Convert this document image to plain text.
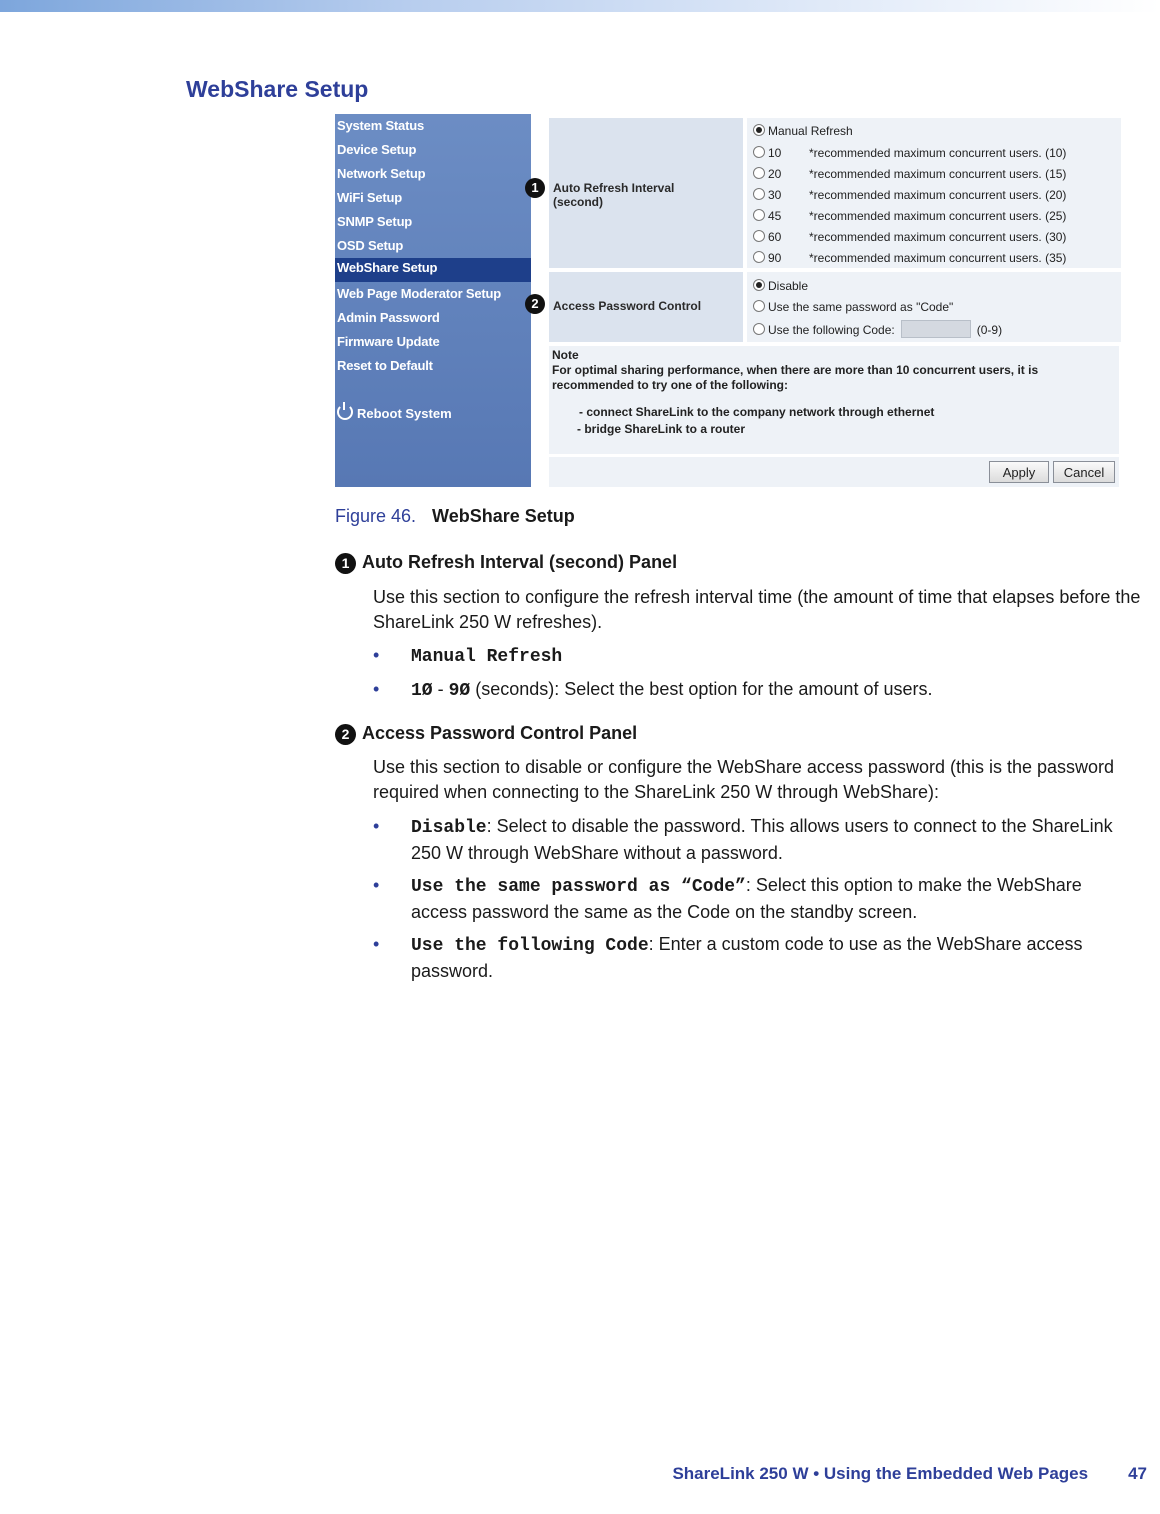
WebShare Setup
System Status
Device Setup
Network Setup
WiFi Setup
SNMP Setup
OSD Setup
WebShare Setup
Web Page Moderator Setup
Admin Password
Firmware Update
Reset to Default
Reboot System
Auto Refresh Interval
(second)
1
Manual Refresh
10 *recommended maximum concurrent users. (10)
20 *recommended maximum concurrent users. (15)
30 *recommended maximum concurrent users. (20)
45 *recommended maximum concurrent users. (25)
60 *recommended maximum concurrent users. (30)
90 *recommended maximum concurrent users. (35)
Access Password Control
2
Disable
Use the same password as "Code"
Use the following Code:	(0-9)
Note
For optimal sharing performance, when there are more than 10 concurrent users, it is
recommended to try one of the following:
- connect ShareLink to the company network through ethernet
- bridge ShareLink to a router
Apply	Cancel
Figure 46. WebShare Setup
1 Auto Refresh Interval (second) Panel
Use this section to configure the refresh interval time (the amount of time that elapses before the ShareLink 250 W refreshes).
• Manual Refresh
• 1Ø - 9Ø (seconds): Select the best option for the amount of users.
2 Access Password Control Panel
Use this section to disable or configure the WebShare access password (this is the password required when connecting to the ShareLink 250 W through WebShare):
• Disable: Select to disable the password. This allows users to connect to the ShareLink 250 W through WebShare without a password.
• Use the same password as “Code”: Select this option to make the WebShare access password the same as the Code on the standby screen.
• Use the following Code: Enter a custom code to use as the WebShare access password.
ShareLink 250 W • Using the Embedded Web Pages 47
--
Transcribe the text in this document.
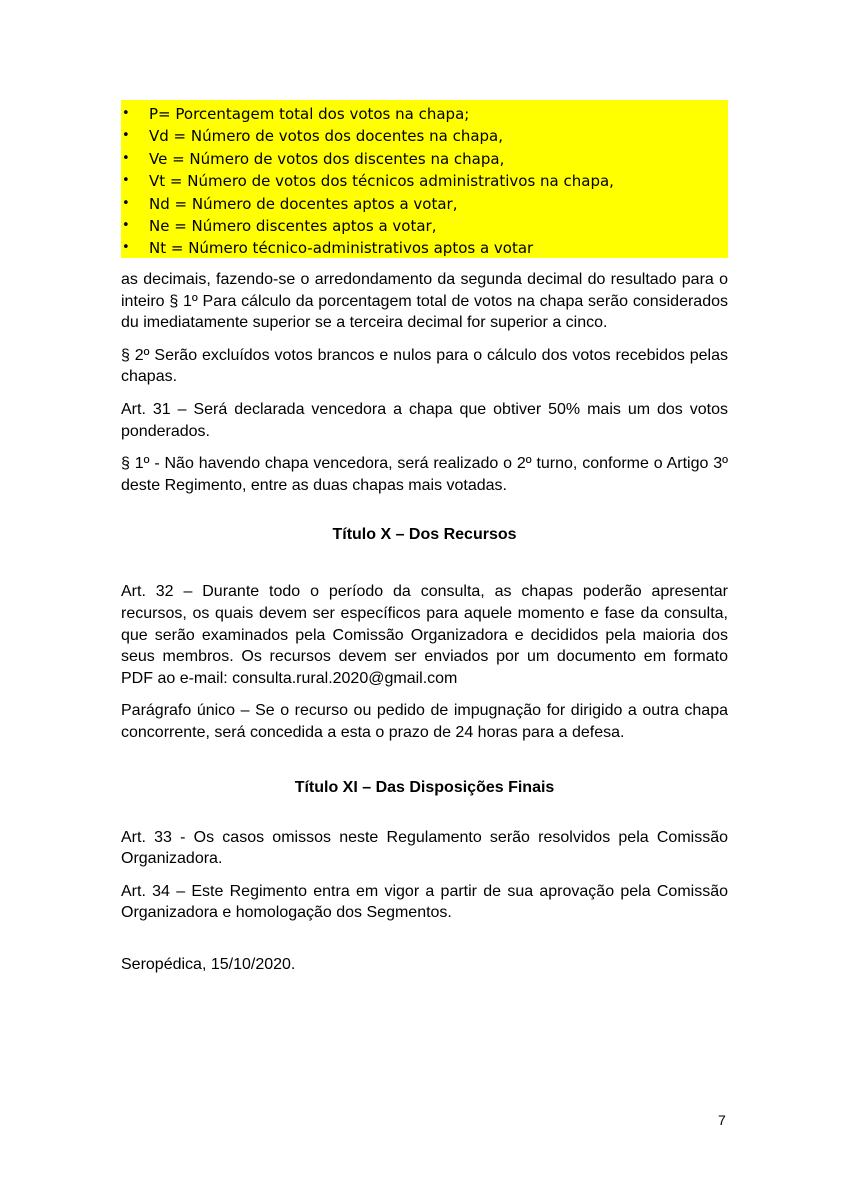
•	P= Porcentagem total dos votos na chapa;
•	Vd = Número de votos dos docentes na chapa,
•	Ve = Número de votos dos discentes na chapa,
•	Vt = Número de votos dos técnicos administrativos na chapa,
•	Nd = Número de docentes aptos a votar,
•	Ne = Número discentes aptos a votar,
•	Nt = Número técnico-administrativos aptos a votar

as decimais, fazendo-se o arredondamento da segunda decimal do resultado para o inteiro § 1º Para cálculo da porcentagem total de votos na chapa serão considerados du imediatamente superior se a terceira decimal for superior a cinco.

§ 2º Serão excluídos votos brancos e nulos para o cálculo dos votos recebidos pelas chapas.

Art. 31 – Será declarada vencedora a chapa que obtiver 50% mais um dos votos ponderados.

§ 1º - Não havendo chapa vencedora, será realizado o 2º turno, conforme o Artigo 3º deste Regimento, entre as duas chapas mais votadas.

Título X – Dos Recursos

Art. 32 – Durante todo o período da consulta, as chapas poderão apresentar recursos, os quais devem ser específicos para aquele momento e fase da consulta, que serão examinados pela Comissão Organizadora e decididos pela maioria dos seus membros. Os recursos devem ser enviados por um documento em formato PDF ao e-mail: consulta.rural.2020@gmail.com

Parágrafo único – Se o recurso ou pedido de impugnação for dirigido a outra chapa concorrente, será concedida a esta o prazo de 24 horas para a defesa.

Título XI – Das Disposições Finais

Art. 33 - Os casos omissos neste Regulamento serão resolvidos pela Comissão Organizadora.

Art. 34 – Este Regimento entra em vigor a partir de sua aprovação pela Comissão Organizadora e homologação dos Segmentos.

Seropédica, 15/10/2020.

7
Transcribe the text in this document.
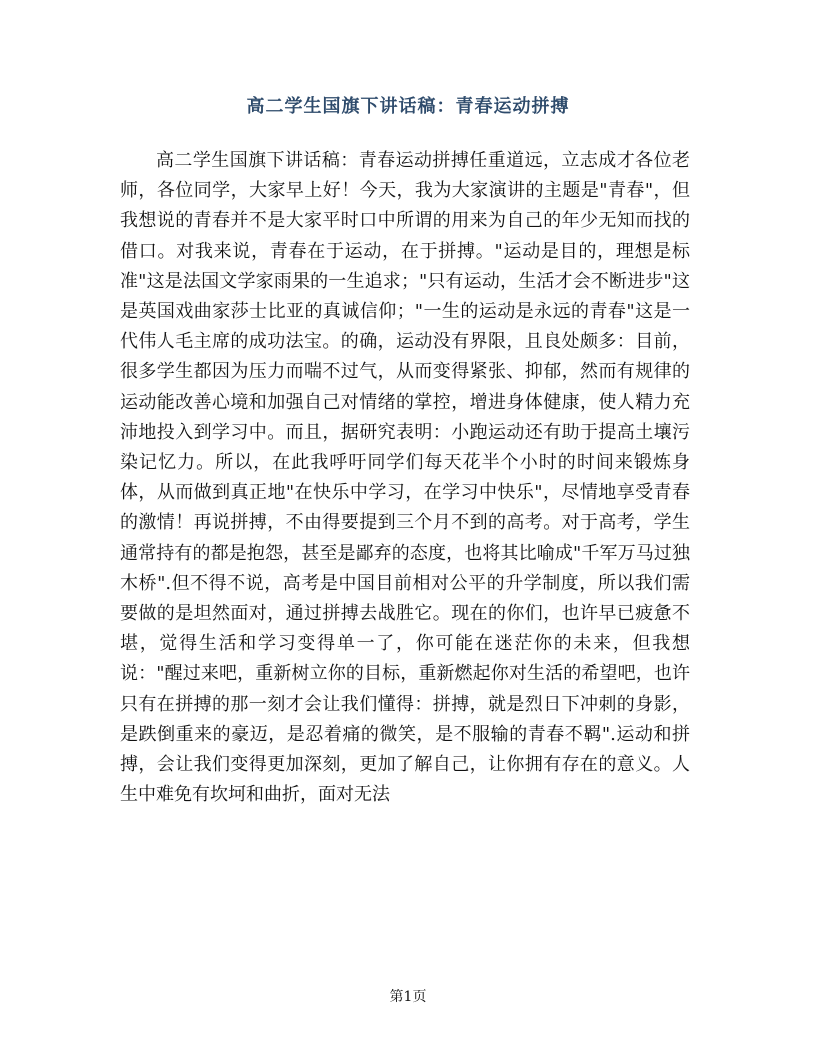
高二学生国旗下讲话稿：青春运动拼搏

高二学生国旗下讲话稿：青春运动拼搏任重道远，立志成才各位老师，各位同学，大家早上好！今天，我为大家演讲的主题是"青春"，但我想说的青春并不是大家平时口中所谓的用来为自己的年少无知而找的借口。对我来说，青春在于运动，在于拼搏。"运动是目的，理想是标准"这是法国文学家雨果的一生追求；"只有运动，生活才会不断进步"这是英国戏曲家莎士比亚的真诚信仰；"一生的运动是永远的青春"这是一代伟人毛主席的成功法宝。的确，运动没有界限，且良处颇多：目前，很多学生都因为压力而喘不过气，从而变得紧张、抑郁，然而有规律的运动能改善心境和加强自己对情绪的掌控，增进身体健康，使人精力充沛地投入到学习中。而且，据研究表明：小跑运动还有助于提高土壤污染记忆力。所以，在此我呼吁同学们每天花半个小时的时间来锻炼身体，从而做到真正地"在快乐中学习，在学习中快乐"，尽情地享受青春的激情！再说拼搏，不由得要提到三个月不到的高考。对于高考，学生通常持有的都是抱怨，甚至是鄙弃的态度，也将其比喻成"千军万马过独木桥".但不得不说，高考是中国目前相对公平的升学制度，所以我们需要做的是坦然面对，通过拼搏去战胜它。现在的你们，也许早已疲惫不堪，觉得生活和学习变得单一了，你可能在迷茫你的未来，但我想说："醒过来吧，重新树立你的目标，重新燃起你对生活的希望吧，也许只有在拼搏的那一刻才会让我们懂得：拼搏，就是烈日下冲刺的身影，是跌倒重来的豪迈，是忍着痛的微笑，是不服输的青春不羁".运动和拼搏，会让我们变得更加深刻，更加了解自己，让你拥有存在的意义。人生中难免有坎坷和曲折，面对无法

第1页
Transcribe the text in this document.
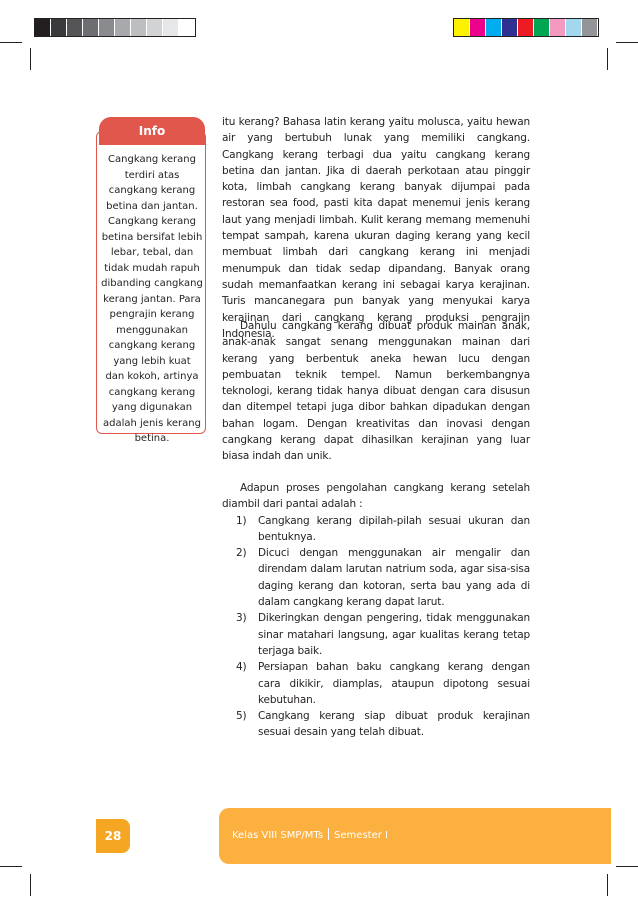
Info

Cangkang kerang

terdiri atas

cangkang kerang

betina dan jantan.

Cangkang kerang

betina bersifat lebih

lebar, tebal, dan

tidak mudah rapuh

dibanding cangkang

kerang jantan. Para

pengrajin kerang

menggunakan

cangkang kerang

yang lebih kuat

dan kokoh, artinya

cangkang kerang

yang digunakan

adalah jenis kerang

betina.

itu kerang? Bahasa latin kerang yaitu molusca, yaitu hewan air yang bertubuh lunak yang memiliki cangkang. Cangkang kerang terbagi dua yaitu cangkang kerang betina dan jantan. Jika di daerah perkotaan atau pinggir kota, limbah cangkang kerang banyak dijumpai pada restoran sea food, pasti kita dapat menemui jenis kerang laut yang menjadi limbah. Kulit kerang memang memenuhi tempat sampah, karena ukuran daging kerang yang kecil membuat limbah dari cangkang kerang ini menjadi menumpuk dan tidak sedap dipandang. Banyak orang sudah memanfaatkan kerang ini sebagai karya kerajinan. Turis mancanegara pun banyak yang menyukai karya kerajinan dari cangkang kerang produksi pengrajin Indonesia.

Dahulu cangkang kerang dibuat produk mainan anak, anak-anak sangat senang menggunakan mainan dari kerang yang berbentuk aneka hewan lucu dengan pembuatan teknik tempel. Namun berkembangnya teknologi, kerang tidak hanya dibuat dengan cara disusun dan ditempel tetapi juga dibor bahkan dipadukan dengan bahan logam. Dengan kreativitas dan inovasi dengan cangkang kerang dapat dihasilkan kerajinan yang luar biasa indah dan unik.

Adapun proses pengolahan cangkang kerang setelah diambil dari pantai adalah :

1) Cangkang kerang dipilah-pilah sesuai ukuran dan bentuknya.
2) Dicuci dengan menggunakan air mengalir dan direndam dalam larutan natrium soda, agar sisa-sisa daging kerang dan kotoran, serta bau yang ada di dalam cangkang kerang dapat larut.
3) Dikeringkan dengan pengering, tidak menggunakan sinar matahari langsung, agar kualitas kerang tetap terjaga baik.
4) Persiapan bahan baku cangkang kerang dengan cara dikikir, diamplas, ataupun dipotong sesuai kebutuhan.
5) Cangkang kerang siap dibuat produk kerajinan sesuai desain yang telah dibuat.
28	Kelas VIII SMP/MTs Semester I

Your task:
Select from the material above each line in which the string "sesuai" appears, and list those lines.

Written reply:
1) Cangkang kerang dipilah-pilah sesuai ukuran dan bentuknya.
4) Persiapan bahan baku cangkang kerang dengan cara dikikir, diamplas, ataupun dipotong sesuai kebutuhan.
5) Cangkang kerang siap dibuat produk kerajinan sesuai desain yang telah dibuat.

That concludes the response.